▸ YOUR INSTRUCTIONS: Drop all images and give the records again exactly.

▸ RECORDS SUPPLIED:
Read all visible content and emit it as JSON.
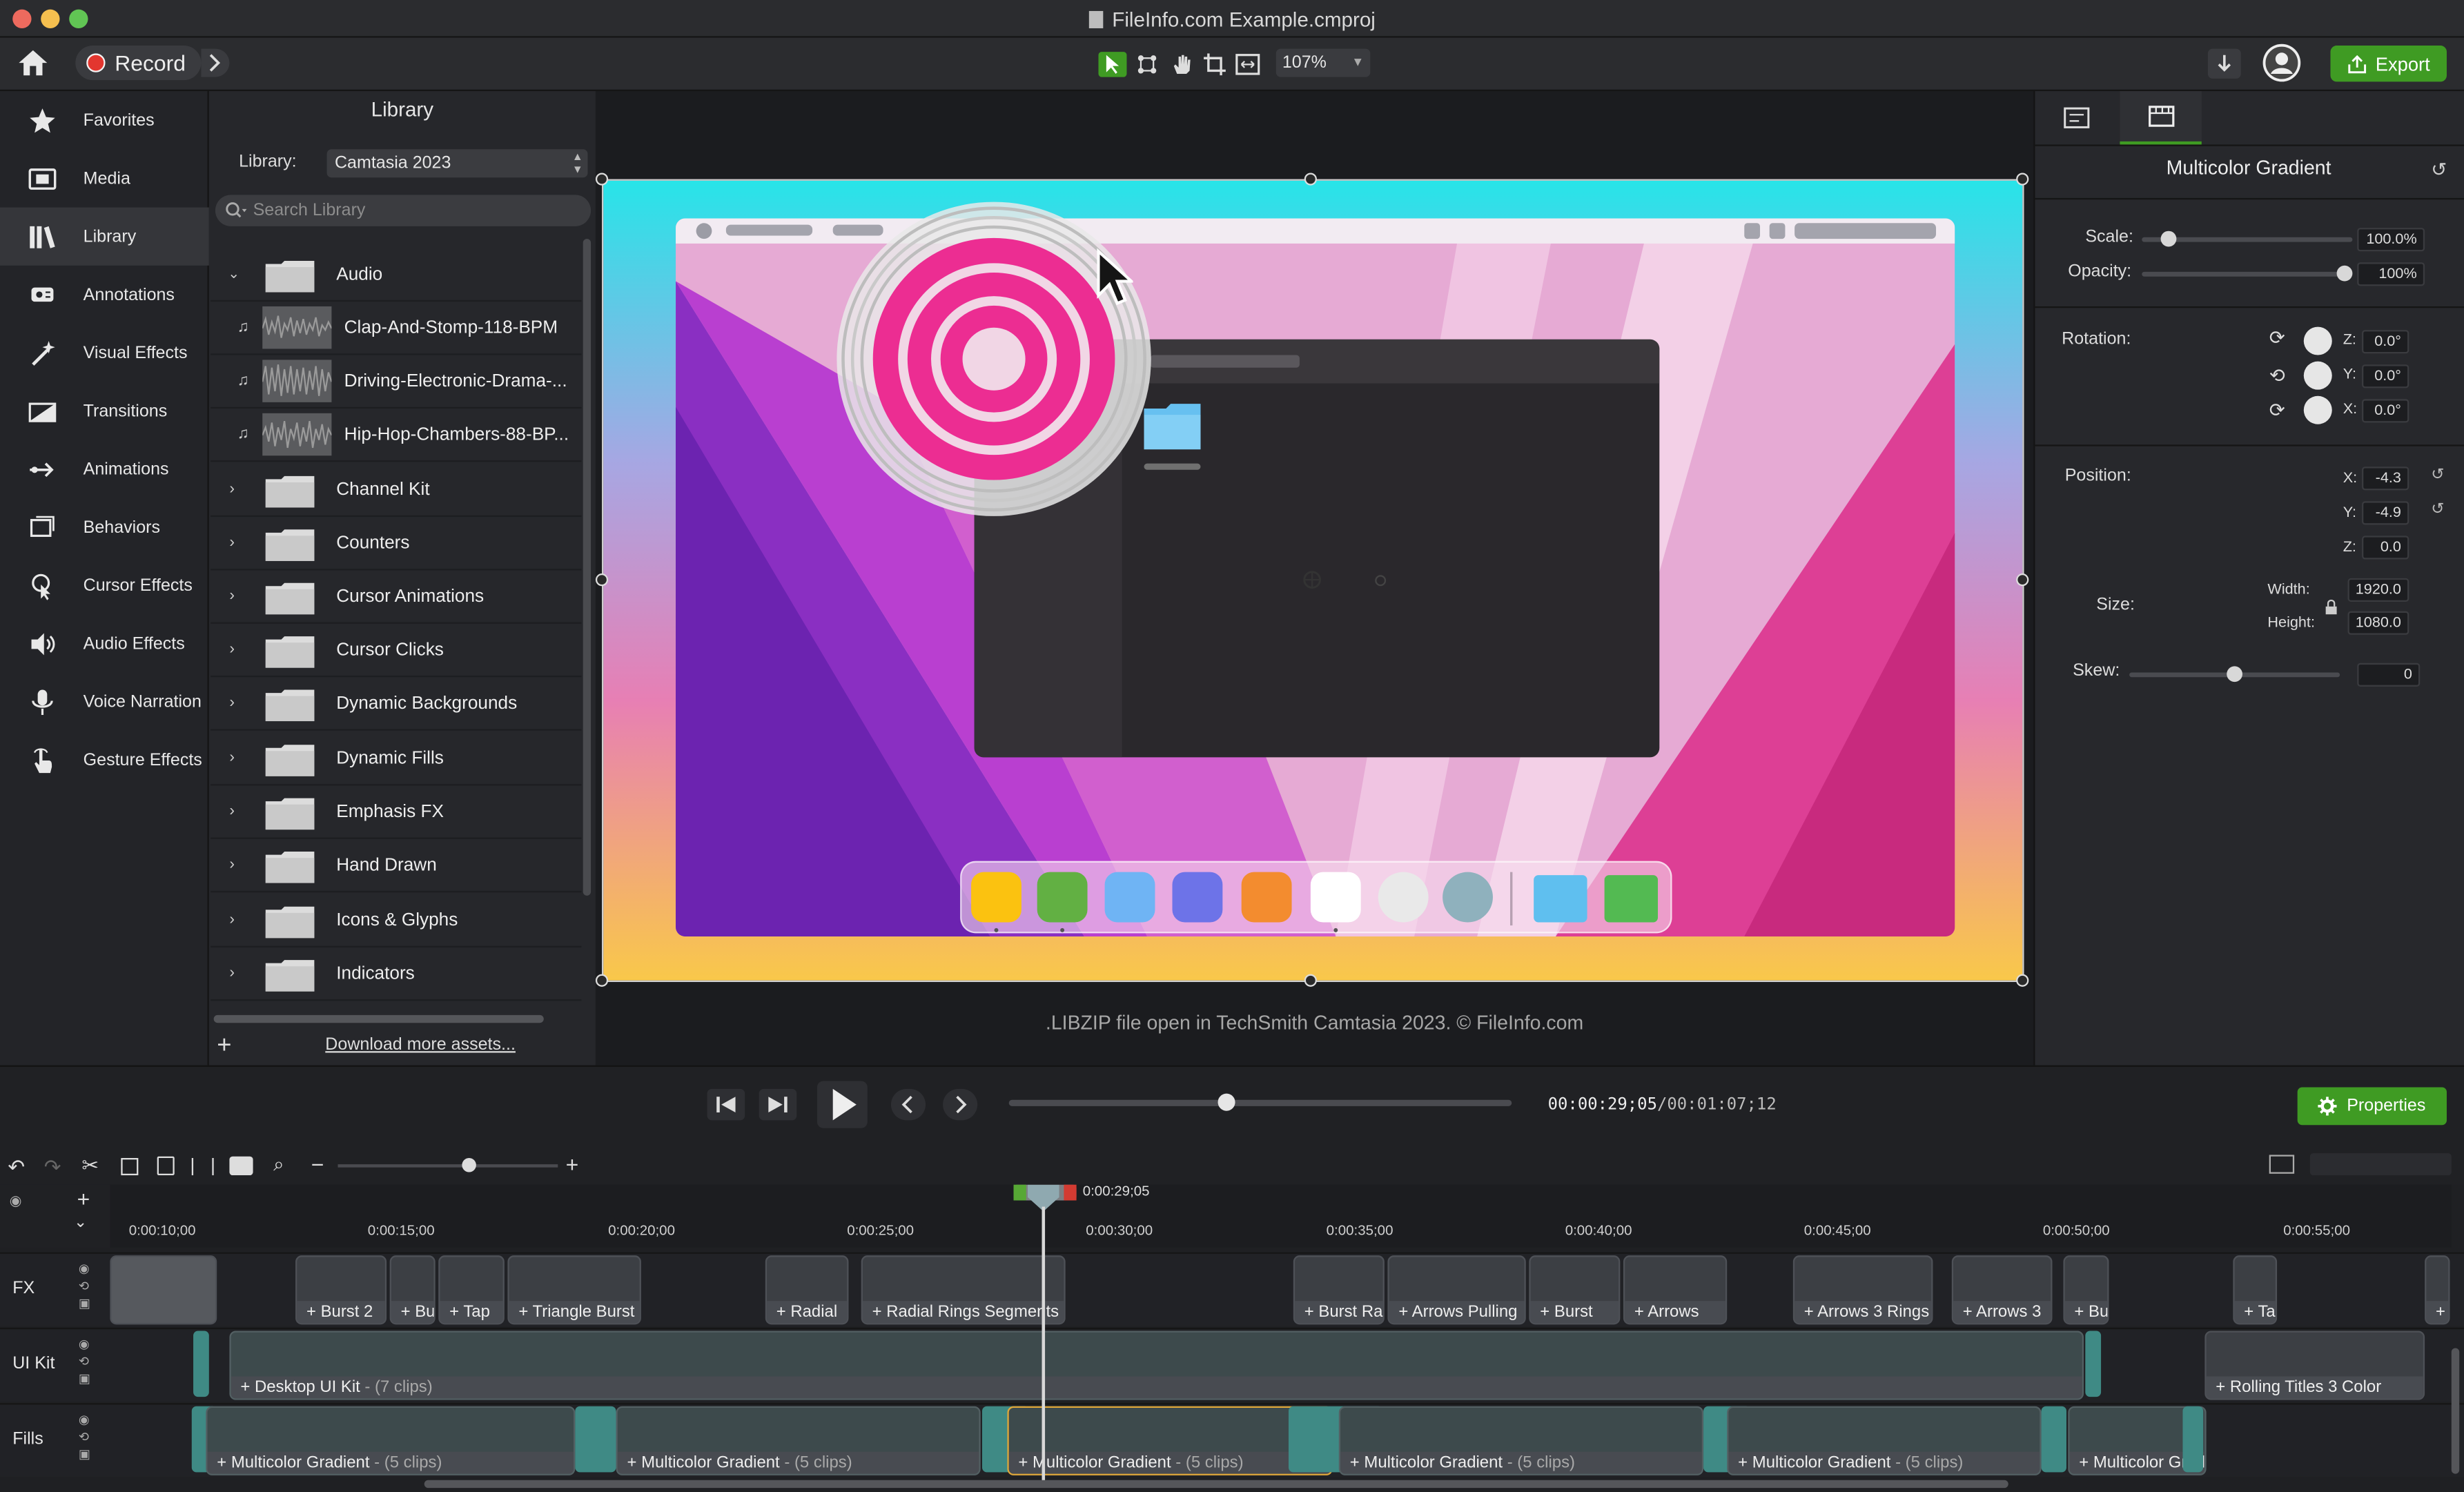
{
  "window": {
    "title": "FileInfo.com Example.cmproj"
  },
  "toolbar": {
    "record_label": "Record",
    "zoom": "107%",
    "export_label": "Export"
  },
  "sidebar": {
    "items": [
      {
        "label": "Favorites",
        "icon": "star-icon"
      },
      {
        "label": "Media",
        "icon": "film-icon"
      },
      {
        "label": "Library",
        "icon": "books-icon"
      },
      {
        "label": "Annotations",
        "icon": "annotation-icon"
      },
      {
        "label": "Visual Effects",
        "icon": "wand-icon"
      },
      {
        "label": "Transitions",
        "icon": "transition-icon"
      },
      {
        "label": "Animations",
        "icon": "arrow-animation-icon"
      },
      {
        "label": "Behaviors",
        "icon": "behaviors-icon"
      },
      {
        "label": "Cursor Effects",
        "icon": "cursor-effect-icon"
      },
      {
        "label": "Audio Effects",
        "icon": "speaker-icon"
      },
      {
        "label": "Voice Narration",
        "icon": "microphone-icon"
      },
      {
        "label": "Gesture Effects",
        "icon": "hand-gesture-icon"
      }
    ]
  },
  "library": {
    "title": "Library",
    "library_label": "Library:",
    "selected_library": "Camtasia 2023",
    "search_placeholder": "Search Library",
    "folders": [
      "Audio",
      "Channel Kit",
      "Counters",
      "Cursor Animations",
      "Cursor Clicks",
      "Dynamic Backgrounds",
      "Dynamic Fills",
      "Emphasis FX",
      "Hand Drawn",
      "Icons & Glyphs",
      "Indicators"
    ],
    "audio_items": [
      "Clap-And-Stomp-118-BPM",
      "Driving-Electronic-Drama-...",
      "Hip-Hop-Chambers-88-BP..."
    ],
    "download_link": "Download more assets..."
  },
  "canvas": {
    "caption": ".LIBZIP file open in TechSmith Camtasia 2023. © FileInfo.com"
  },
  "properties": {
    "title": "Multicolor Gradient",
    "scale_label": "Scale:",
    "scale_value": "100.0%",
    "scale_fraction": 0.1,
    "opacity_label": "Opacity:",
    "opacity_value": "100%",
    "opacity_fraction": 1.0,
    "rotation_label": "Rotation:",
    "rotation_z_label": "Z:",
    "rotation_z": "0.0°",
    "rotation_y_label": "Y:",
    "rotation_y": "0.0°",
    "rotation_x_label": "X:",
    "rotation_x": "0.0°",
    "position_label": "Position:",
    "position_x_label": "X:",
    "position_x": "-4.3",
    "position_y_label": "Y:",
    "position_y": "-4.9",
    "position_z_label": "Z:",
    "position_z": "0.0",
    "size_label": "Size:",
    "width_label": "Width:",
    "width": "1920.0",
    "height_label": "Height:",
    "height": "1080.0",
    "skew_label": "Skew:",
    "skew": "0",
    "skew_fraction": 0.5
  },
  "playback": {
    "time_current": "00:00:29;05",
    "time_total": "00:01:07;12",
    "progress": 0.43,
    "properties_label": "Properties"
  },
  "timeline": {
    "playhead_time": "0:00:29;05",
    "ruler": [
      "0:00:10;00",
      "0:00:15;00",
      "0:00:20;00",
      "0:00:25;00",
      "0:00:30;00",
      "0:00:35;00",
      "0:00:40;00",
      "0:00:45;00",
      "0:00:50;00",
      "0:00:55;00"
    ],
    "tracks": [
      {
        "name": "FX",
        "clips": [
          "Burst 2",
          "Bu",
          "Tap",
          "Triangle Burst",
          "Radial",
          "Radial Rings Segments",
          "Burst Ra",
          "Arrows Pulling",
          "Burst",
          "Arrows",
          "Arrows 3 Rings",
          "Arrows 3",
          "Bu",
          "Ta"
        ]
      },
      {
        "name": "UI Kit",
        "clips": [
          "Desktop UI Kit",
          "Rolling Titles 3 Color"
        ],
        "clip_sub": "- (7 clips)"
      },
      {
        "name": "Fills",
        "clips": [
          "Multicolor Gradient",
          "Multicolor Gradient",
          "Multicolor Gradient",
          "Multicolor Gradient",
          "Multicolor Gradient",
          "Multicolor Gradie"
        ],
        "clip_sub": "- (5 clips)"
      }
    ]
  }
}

▸ IN RESPONSE:
Read all visible content and emit it as JSON.
{
  "window": {
    "title": "FileInfo.com Example.cmproj"
  },
  "toolbar": {
    "record_label": "Record",
    "zoom": "107%",
    "export_label": "Export"
  },
  "sidebar": {
    "items": [
      {
        "label": "Favorites",
        "icon": "star-icon"
      },
      {
        "label": "Media",
        "icon": "film-icon"
      },
      {
        "label": "Library",
        "icon": "books-icon"
      },
      {
        "label": "Annotations",
        "icon": "annotation-icon"
      },
      {
        "label": "Visual Effects",
        "icon": "wand-icon"
      },
      {
        "label": "Transitions",
        "icon": "transition-icon"
      },
      {
        "label": "Animations",
        "icon": "arrow-animation-icon"
      },
      {
        "label": "Behaviors",
        "icon": "behaviors-icon"
      },
      {
        "label": "Cursor Effects",
        "icon": "cursor-effect-icon"
      },
      {
        "label": "Audio Effects",
        "icon": "speaker-icon"
      },
      {
        "label": "Voice Narration",
        "icon": "microphone-icon"
      },
      {
        "label": "Gesture Effects",
        "icon": "hand-gesture-icon"
      }
    ]
  },
  "library": {
    "title": "Library",
    "library_label": "Library:",
    "selected_library": "Camtasia 2023",
    "search_placeholder": "Search Library",
    "folders": [
      "Audio",
      "Channel Kit",
      "Counters",
      "Cursor Animations",
      "Cursor Clicks",
      "Dynamic Backgrounds",
      "Dynamic Fills",
      "Emphasis FX",
      "Hand Drawn",
      "Icons & Glyphs",
      "Indicators"
    ],
    "audio_items": [
      "Clap-And-Stomp-118-BPM",
      "Driving-Electronic-Drama-...",
      "Hip-Hop-Chambers-88-BP..."
    ],
    "download_link": "Download more assets..."
  },
  "canvas": {
    "caption": ".LIBZIP file open in TechSmith Camtasia 2023. © FileInfo.com"
  },
  "properties": {
    "title": "Multicolor Gradient",
    "scale_label": "Scale:",
    "scale_value": "100.0%",
    "scale_fraction": 0.1,
    "opacity_label": "Opacity:",
    "opacity_value": "100%",
    "opacity_fraction": 1.0,
    "rotation_label": "Rotation:",
    "rotation_z_label": "Z:",
    "rotation_z": "0.0°",
    "rotation_y_label": "Y:",
    "rotation_y": "0.0°",
    "rotation_x_label": "X:",
    "rotation_x": "0.0°",
    "position_label": "Position:",
    "position_x_label": "X:",
    "position_x": "-4.3",
    "position_y_label": "Y:",
    "position_y": "-4.9",
    "position_z_label": "Z:",
    "position_z": "0.0",
    "size_label": "Size:",
    "width_label": "Width:",
    "width": "1920.0",
    "height_label": "Height:",
    "height": "1080.0",
    "skew_label": "Skew:",
    "skew": "0",
    "skew_fraction": 0.5
  },
  "playback": {
    "time_current": "00:00:29;05",
    "time_total": "00:01:07;12",
    "progress": 0.43,
    "properties_label": "Properties"
  },
  "timeline": {
    "playhead_time": "0:00:29;05",
    "ruler": [
      "0:00:10;00",
      "0:00:15;00",
      "0:00:20;00",
      "0:00:25;00",
      "0:00:30;00",
      "0:00:35;00",
      "0:00:40;00",
      "0:00:45;00",
      "0:00:50;00",
      "0:00:55;00"
    ],
    "tracks": [
      {
        "name": "FX",
        "clips": [
          "Burst 2",
          "Bu",
          "Tap",
          "Triangle Burst",
          "Radial",
          "Radial Rings Segments",
          "Burst Ra",
          "Arrows Pulling",
          "Burst",
          "Arrows",
          "Arrows 3 Rings",
          "Arrows 3",
          "Bu",
          "Ta"
        ]
      },
      {
        "name": "UI Kit",
        "clips": [
          "Desktop UI Kit",
          "Rolling Titles 3 Color"
        ],
        "clip_sub": "- (7 clips)"
      },
      {
        "name": "Fills",
        "clips": [
          "Multicolor Gradient",
          "Multicolor Gradient",
          "Multicolor Gradient",
          "Multicolor Gradient",
          "Multicolor Gradient",
          "Multicolor Gradie"
        ],
        "clip_sub": "- (5 clips)"
      }
    ]
  }
}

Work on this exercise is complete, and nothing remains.